[Extracted data entries]
____

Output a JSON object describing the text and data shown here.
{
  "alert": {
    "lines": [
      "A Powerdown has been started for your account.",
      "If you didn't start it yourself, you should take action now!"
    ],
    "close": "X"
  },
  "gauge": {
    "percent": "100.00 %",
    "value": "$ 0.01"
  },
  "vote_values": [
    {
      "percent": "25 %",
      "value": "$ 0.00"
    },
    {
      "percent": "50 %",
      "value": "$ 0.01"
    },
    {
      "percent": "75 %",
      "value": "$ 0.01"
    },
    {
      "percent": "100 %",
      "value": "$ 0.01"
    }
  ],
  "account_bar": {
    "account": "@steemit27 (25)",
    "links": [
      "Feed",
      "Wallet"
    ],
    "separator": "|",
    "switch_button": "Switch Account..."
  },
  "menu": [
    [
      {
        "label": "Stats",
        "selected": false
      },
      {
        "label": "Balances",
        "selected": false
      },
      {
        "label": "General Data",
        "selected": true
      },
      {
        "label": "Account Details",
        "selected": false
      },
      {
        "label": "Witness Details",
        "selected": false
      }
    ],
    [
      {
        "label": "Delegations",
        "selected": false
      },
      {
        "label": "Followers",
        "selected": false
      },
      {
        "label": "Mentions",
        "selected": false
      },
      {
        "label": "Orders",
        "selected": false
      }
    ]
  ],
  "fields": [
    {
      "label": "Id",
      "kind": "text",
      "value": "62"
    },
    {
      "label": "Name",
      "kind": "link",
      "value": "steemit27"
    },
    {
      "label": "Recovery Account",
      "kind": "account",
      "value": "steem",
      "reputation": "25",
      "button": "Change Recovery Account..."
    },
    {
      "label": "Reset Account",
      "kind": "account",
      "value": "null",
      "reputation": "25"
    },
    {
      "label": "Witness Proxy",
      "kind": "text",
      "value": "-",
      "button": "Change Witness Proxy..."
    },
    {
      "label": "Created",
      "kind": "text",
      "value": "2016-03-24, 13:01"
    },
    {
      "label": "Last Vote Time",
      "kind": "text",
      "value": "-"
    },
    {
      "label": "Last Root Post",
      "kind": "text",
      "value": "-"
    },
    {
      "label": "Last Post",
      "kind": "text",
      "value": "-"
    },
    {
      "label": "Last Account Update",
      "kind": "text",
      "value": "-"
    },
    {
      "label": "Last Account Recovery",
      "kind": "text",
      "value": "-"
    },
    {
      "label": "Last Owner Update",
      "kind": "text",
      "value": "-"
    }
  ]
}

____

## [Problem description]
Pull every line containing "Proxy" from the material above.

## [Solved exercise]
      "label": "Witness Proxy",
      "button": "Change Witness Proxy..."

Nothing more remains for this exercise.